■ Short task
From the material below, list every line containing "Kotera".

**** Records for this exercise ****

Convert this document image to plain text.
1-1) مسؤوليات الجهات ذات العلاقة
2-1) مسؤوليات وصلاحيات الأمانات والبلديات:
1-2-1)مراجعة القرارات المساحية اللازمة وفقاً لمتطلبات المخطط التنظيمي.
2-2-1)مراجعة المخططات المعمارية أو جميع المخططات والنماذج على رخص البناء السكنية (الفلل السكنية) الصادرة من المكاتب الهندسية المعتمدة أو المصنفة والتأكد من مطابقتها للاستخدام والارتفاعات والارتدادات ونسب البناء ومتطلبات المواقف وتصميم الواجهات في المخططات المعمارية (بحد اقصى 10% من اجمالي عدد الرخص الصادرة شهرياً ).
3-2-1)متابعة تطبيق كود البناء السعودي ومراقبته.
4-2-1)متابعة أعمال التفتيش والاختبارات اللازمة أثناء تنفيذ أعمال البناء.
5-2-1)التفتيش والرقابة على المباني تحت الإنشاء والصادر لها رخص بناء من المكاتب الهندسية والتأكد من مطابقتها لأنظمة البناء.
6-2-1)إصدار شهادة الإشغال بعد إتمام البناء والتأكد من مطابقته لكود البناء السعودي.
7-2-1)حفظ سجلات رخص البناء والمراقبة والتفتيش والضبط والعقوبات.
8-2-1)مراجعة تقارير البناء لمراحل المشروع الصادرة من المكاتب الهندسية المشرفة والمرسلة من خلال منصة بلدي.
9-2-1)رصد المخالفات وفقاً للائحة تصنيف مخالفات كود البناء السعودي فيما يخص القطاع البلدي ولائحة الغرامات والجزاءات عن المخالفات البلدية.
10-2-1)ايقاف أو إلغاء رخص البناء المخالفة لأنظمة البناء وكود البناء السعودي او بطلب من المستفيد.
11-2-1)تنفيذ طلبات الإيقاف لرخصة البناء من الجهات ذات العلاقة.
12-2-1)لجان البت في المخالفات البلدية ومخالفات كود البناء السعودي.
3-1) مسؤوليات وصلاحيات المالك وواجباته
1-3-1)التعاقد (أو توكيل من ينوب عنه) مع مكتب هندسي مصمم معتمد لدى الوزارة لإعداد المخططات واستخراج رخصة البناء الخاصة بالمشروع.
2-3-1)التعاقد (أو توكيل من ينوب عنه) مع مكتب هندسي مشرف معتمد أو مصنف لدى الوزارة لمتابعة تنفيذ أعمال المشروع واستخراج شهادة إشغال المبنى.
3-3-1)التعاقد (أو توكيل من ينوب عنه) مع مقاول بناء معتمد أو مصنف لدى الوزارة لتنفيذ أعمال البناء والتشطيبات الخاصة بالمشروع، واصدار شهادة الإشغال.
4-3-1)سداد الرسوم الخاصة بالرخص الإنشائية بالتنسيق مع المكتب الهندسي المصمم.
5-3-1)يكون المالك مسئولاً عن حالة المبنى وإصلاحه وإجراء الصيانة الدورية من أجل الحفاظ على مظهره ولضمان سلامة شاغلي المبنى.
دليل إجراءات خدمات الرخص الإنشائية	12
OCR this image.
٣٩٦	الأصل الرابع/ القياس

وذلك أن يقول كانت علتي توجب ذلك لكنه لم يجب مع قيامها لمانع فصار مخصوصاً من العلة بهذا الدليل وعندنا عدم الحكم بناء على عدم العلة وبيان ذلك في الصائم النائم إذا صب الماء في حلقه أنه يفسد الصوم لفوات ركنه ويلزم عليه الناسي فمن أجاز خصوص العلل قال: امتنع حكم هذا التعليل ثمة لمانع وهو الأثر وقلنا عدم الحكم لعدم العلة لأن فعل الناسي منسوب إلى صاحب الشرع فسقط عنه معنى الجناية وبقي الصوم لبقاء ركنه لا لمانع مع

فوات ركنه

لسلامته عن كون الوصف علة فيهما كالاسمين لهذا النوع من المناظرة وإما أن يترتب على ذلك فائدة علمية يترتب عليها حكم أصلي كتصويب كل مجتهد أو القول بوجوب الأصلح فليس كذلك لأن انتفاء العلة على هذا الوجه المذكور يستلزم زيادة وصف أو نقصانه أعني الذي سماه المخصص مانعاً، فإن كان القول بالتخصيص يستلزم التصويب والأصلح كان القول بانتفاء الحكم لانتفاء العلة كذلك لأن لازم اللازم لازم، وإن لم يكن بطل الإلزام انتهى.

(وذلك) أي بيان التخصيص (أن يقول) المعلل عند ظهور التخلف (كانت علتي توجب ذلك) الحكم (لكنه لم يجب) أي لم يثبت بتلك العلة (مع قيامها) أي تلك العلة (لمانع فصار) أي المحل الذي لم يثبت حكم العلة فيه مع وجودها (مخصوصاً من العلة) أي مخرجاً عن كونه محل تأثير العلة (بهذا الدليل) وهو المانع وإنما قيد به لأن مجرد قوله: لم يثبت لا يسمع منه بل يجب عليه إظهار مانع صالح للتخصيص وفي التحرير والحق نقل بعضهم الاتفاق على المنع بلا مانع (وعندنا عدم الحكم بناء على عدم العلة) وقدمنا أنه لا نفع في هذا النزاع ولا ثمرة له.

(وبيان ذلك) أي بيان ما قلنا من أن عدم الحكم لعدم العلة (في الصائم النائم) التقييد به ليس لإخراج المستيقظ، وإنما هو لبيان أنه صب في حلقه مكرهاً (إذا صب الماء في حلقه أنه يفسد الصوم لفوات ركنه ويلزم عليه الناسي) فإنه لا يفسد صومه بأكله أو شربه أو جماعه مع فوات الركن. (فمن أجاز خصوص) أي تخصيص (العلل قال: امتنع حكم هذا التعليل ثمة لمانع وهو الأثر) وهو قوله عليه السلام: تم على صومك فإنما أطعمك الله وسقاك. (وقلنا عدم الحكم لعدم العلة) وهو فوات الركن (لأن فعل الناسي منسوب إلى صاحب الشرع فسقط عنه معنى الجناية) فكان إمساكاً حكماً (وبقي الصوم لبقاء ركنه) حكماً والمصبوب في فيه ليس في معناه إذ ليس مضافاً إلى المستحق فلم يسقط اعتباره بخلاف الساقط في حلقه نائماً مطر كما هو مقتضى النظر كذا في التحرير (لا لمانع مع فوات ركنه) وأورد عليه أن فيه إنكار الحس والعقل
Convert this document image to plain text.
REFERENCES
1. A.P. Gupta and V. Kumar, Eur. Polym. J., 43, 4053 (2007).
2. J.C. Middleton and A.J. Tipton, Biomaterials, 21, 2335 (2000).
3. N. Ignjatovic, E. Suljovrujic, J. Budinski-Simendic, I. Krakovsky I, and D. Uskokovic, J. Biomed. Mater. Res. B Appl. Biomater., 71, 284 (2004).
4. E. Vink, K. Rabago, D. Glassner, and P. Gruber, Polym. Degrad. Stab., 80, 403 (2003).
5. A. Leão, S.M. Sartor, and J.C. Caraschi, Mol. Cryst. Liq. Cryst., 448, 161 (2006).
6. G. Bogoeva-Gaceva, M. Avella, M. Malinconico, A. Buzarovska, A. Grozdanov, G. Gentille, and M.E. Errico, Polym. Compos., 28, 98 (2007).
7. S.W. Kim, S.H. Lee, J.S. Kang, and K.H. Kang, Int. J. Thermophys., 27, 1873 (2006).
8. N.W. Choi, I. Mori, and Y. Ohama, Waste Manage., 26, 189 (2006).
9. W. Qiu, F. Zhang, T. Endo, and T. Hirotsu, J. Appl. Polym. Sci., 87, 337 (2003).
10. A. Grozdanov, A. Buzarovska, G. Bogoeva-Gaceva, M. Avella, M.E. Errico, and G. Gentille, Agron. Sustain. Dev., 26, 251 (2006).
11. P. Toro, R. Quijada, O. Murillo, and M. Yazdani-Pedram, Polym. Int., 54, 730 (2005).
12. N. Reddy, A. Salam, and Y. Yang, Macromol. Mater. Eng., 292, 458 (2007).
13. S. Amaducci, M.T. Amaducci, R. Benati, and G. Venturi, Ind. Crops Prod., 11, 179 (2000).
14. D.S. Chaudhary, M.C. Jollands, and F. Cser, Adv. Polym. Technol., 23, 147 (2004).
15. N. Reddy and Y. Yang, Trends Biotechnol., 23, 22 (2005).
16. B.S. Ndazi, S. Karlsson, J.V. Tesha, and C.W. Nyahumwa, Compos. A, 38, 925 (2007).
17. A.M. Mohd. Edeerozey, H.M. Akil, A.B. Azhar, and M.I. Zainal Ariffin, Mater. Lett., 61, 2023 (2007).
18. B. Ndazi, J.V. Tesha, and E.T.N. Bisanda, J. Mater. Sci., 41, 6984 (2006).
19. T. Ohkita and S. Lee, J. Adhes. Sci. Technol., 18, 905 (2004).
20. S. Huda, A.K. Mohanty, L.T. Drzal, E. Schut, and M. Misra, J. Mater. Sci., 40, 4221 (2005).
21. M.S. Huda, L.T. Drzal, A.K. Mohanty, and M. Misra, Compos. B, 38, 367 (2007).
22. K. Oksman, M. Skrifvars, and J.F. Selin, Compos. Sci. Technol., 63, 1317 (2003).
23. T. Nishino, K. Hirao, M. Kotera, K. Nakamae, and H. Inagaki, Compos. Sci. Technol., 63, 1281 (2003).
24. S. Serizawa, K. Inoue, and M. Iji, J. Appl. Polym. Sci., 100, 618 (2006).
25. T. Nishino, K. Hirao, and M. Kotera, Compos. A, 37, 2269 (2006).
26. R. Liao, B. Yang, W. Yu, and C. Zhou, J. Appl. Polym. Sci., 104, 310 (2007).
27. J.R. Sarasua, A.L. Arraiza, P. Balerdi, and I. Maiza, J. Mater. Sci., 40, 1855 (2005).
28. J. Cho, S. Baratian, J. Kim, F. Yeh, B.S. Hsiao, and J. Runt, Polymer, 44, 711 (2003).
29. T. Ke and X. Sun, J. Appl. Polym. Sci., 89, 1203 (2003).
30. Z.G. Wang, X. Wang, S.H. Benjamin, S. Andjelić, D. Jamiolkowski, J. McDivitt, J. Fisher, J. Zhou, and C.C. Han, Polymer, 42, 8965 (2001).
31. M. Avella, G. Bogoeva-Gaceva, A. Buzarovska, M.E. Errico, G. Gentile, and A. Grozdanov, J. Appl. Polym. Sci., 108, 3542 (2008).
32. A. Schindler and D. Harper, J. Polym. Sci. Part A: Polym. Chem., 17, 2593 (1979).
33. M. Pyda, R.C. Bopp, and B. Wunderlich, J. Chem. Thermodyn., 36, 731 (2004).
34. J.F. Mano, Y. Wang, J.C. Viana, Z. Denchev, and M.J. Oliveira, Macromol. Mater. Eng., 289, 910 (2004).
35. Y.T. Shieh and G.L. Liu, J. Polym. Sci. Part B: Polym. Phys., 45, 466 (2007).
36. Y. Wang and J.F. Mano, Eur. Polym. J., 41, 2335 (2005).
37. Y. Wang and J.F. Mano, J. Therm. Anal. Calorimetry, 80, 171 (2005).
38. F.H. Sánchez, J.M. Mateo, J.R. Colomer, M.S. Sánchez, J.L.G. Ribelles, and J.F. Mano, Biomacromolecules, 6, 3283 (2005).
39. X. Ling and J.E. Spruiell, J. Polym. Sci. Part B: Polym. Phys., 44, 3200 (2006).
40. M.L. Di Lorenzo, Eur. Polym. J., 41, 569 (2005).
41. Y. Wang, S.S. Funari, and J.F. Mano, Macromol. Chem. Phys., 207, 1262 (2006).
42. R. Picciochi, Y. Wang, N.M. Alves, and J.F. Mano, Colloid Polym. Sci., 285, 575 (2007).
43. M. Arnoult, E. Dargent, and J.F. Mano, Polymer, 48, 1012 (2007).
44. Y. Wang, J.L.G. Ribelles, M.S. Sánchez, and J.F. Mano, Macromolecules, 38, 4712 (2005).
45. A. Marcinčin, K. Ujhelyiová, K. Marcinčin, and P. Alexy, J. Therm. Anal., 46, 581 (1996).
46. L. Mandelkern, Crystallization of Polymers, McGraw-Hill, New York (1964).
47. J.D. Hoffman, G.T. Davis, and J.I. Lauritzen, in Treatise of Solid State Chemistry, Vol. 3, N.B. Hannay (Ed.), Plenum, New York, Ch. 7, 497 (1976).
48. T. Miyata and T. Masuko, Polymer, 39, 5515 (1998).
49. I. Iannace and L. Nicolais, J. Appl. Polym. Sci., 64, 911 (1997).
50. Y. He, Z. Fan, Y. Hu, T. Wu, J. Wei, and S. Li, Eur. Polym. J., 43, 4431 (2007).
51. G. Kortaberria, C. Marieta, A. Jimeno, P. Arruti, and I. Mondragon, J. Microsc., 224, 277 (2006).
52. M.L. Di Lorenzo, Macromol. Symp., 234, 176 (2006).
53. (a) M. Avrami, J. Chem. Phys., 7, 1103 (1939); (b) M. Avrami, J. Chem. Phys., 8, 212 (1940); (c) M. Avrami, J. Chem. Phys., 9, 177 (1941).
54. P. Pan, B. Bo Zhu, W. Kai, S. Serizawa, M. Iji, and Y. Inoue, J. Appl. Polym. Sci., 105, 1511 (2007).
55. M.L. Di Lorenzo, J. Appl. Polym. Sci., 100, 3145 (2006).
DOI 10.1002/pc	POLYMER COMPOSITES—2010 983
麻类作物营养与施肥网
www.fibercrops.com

****

■ Task result
23. T. Nishino, K. Hirao, M. Kotera, K. Nakamae, and H. Inagaki, Compos. Sci. Technol., 63, 1281 (2003).
25. T. Nishino, K. Hirao, and M. Kotera, Compos. A, 37, 2269 (2006).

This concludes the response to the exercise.